(Source records)
begin
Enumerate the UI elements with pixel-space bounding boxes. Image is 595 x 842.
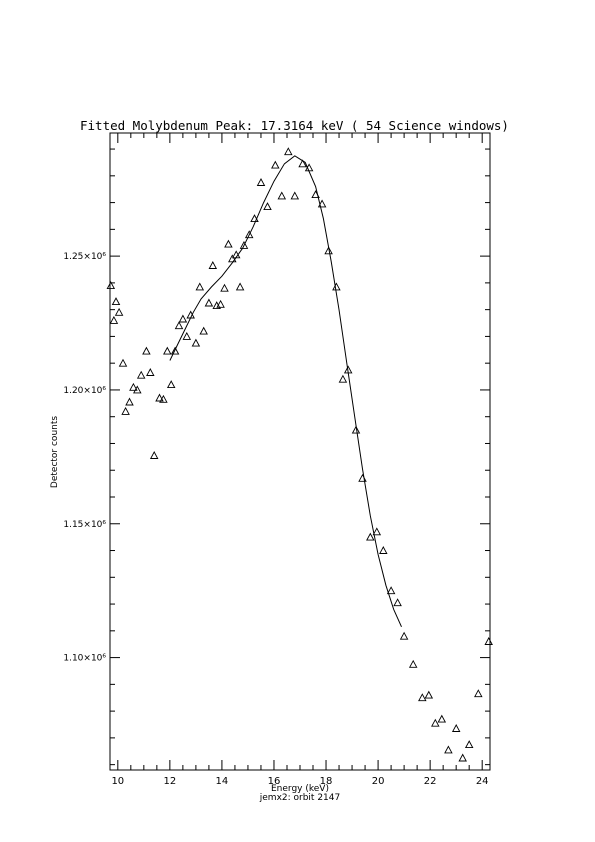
data-point [118,358,128,367]
data-point [244,230,254,239]
data-point [408,659,418,668]
data-point [304,163,314,172]
data-point [220,283,229,292]
y-tick-label: 1.15×10⁶ [63,520,106,530]
data-point [358,473,367,482]
data-point [163,346,172,355]
data-point [186,310,195,319]
data-point [114,307,124,316]
data-point [451,724,461,732]
x-axis-ticks: 10 12 14 16 18 20 22 24 [111,133,489,787]
data-point [290,191,300,200]
chart-subtitle: jemx2: orbit 2147 [259,793,340,803]
data-point [146,368,155,376]
data-point [166,380,176,389]
data-point [324,246,333,255]
fit-curve-layer [169,155,402,628]
fit-curve [169,155,402,628]
data-point [311,190,320,199]
y-tick-label: 1.25×10⁶ [63,252,106,262]
data-point [208,261,218,269]
data-point [125,397,134,406]
data-point [149,451,159,459]
data-point [204,298,214,307]
data-point [182,331,192,340]
data-point [437,714,447,723]
data-point [224,239,233,248]
data-point [170,346,180,355]
data-point [474,689,483,698]
data-point [298,159,307,168]
data-point [418,693,427,702]
data-point [178,314,188,323]
data-points-layer [106,147,493,762]
data-point [195,282,205,291]
data-point [129,382,138,391]
data-point [136,370,146,379]
data-point [191,338,201,347]
data-point [332,282,341,291]
data-point [109,315,119,324]
data-point [393,598,402,607]
data-point [142,346,151,355]
data-point [317,199,327,208]
data-point [424,690,434,699]
data-point [284,147,293,156]
data-point [386,586,396,595]
x-axis-label: Energy (keV) [271,784,329,794]
data-point [159,394,168,403]
y-tick-label: 1.10×10⁶ [63,654,106,664]
plot-frame [109,132,491,771]
data-point [199,326,208,335]
x-tick-label: 10 [111,776,124,787]
data-point [484,637,493,645]
x-tick-label: 22 [424,776,437,787]
data-point [216,299,225,308]
y-axis-label: Detector counts [50,416,60,488]
data-point [444,745,453,754]
x-tick-label: 16 [268,776,281,787]
data-point [271,160,280,169]
data-point [351,425,361,434]
x-tick-label: 24 [476,776,489,787]
data-point [458,753,467,762]
x-tick-label: 14 [216,776,229,787]
data-point [277,191,287,200]
data-point [431,718,440,727]
x-tick-label: 20 [372,776,385,787]
data-point [366,532,375,541]
data-point [228,254,237,263]
data-point [379,546,388,554]
data-point [343,365,353,374]
data-point [399,631,409,640]
data-point [464,740,474,749]
data-point [111,297,121,306]
data-point [338,374,348,383]
data-point [121,406,130,415]
data-point [133,385,142,394]
data-point [256,178,266,186]
data-point [372,527,382,536]
data-point [250,214,259,223]
data-point [106,281,116,290]
x-tick-label: 18 [320,776,333,787]
data-point [174,321,184,330]
chart-title: Fitted Molybdenum Peak: 17.3164 keV ( 54… [80,118,509,133]
y-axis-ticks: 1.10×10⁶ 1.15×10⁶ 1.20×10⁶ 1.25×10⁶ [63,148,490,766]
y-tick-label: 1.20×10⁶ [63,386,106,396]
x-tick-label: 12 [163,776,176,787]
data-point [235,282,245,291]
data-point [231,250,241,259]
data-point [239,240,249,249]
data-point [263,202,272,211]
data-point [155,393,164,402]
end
### Exercise objective
Copy every line of the entries above word for word, omitting the pictures.

### Problem solution
Enumerate the UI elements with pixel-space bounding boxes. Image is 595 x 842.
data-point [118,358,128,367]
data-point [244,230,254,239]
data-point [408,659,418,668]
data-point [304,163,314,172]
data-point [220,283,229,292]
y-tick-label: 1.15×10⁶ [63,520,106,530]
data-point [358,473,367,482]
data-point [163,346,172,355]
data-point [186,310,195,319]
data-point [114,307,124,316]
data-point [451,724,461,732]
x-axis-ticks: 10 12 14 16 18 20 22 24 [111,133,489,787]
data-point [290,191,300,200]
chart-subtitle: jemx2: orbit 2147 [259,793,340,803]
data-point [146,368,155,376]
data-point [166,380,176,389]
data-point [324,246,333,255]
fit-curve-layer [169,155,402,628]
fit-curve [169,155,402,628]
data-point [311,190,320,199]
y-tick-label: 1.25×10⁶ [63,252,106,262]
data-point [208,261,218,269]
data-point [125,397,134,406]
data-point [149,451,159,459]
data-point [204,298,214,307]
data-point [182,331,192,340]
data-point [437,714,447,723]
data-point [224,239,233,248]
data-point [170,346,180,355]
data-point [474,689,483,698]
data-point [298,159,307,168]
data-point [418,693,427,702]
data-point [178,314,188,323]
data-points-layer [106,147,493,762]
data-point [195,282,205,291]
data-point [129,382,138,391]
data-point [136,370,146,379]
data-point [191,338,201,347]
data-point [332,282,341,291]
data-point [109,315,119,324]
data-point [393,598,402,607]
data-point [142,346,151,355]
data-point [317,199,327,208]
data-point [424,690,434,699]
data-point [284,147,293,156]
data-point [386,586,396,595]
x-axis-label: Energy (keV) [271,784,329,794]
data-point [159,394,168,403]
y-tick-label: 1.10×10⁶ [63,654,106,664]
plot-frame [109,132,491,771]
data-point [199,326,208,335]
x-tick-label: 10 [111,776,124,787]
data-point [484,637,493,645]
x-tick-label: 22 [424,776,437,787]
data-point [216,299,225,308]
y-axis-label: Detector counts [50,416,60,488]
data-point [444,745,453,754]
x-tick-label: 16 [268,776,281,787]
data-point [271,160,280,169]
data-point [351,425,361,434]
x-tick-label: 24 [476,776,489,787]
data-point [458,753,467,762]
x-tick-label: 14 [216,776,229,787]
data-point [277,191,287,200]
data-point [431,718,440,727]
x-tick-label: 20 [372,776,385,787]
data-point [366,532,375,541]
data-point [228,254,237,263]
data-point [379,546,388,554]
data-point [343,365,353,374]
data-point [399,631,409,640]
data-point [464,740,474,749]
data-point [111,297,121,306]
data-point [338,374,348,383]
data-point [121,406,130,415]
data-point [133,385,142,394]
data-point [256,178,266,186]
data-point [372,527,382,536]
data-point [250,214,259,223]
data-point [106,281,116,290]
x-tick-label: 18 [320,776,333,787]
data-point [174,321,184,330]
chart-title: Fitted Molybdenum Peak: 17.3164 keV ( 54… [80,118,509,133]
y-axis-ticks: 1.10×10⁶ 1.15×10⁶ 1.20×10⁶ 1.25×10⁶ [63,148,490,766]
y-tick-label: 1.20×10⁶ [63,386,106,396]
x-tick-label: 12 [163,776,176,787]
data-point [235,282,245,291]
data-point [231,250,241,259]
data-point [239,240,249,249]
data-point [263,202,272,211]
data-point [155,393,164,402]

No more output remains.